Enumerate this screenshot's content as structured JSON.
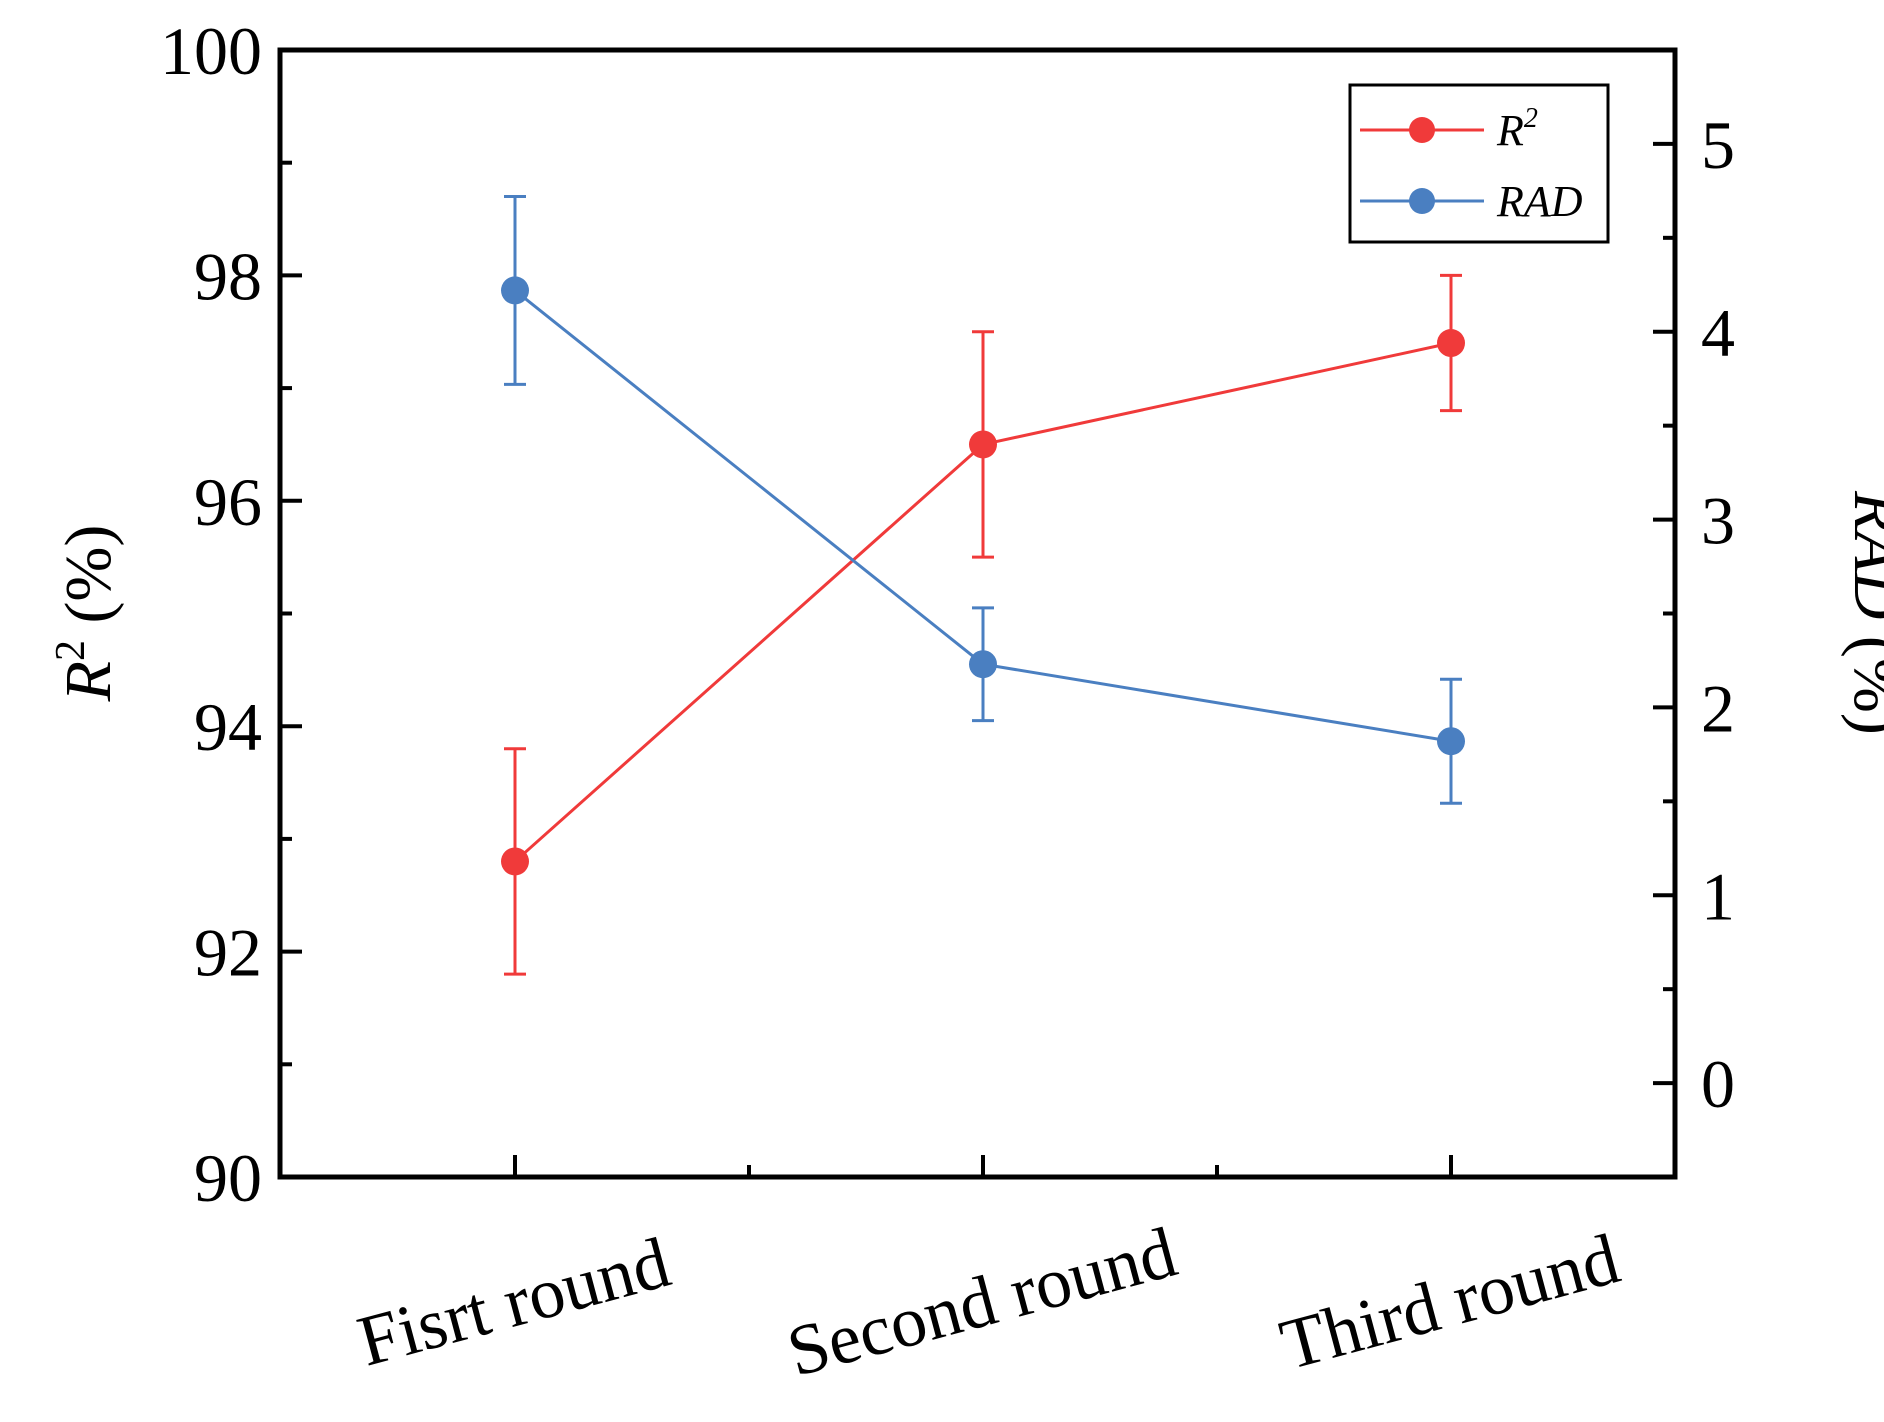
{
  "chart_data": {
    "type": "line",
    "categories": [
      "Fisrt round",
      "Second round",
      "Third round"
    ],
    "left_axis": {
      "label_main": "R",
      "label_sup": "2",
      "label_unit": " (%)",
      "ylim": [
        90,
        100
      ],
      "ticks": [
        90,
        92,
        94,
        96,
        98,
        100
      ],
      "tick_labels": [
        "90",
        "92",
        "94",
        "96",
        "98",
        "100"
      ]
    },
    "right_axis": {
      "label_main": "RAD",
      "label_unit": " (%)",
      "ylim": [
        -0.5,
        5.5
      ],
      "ticks": [
        0,
        1,
        2,
        3,
        4,
        5
      ],
      "tick_labels": [
        "0",
        "1",
        "2",
        "3",
        "4",
        "5"
      ]
    },
    "series": [
      {
        "name": "R",
        "legend_main": "R",
        "legend_sup": "2",
        "axis": "left",
        "color": "#f03a3a",
        "values": [
          92.8,
          96.5,
          97.4
        ],
        "errors": [
          1.0,
          1.0,
          0.6
        ]
      },
      {
        "name": "RAD",
        "legend_main": "RAD",
        "legend_sup": "",
        "axis": "right",
        "color": "#4a7fc1",
        "values": [
          4.22,
          2.23,
          1.82
        ],
        "errors": [
          0.5,
          0.3,
          0.33
        ]
      }
    ],
    "legend_position": "top-right",
    "grid": false
  }
}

■ **YOUR TASK**: Your task is to set down the records shown above exactly, minus any pictures.

■ **FINAL ANSWER**:
Enumerate this screenshot's content as structured JSON.
{
  "chart_data": {
    "type": "line",
    "categories": [
      "Fisrt round",
      "Second round",
      "Third round"
    ],
    "left_axis": {
      "label_main": "R",
      "label_sup": "2",
      "label_unit": " (%)",
      "ylim": [
        90,
        100
      ],
      "ticks": [
        90,
        92,
        94,
        96,
        98,
        100
      ],
      "tick_labels": [
        "90",
        "92",
        "94",
        "96",
        "98",
        "100"
      ]
    },
    "right_axis": {
      "label_main": "RAD",
      "label_unit": " (%)",
      "ylim": [
        -0.5,
        5.5
      ],
      "ticks": [
        0,
        1,
        2,
        3,
        4,
        5
      ],
      "tick_labels": [
        "0",
        "1",
        "2",
        "3",
        "4",
        "5"
      ]
    },
    "series": [
      {
        "name": "R",
        "legend_main": "R",
        "legend_sup": "2",
        "axis": "left",
        "color": "#f03a3a",
        "values": [
          92.8,
          96.5,
          97.4
        ],
        "errors": [
          1.0,
          1.0,
          0.6
        ]
      },
      {
        "name": "RAD",
        "legend_main": "RAD",
        "legend_sup": "",
        "axis": "right",
        "color": "#4a7fc1",
        "values": [
          4.22,
          2.23,
          1.82
        ],
        "errors": [
          0.5,
          0.3,
          0.33
        ]
      }
    ],
    "legend_position": "top-right",
    "grid": false
  }
}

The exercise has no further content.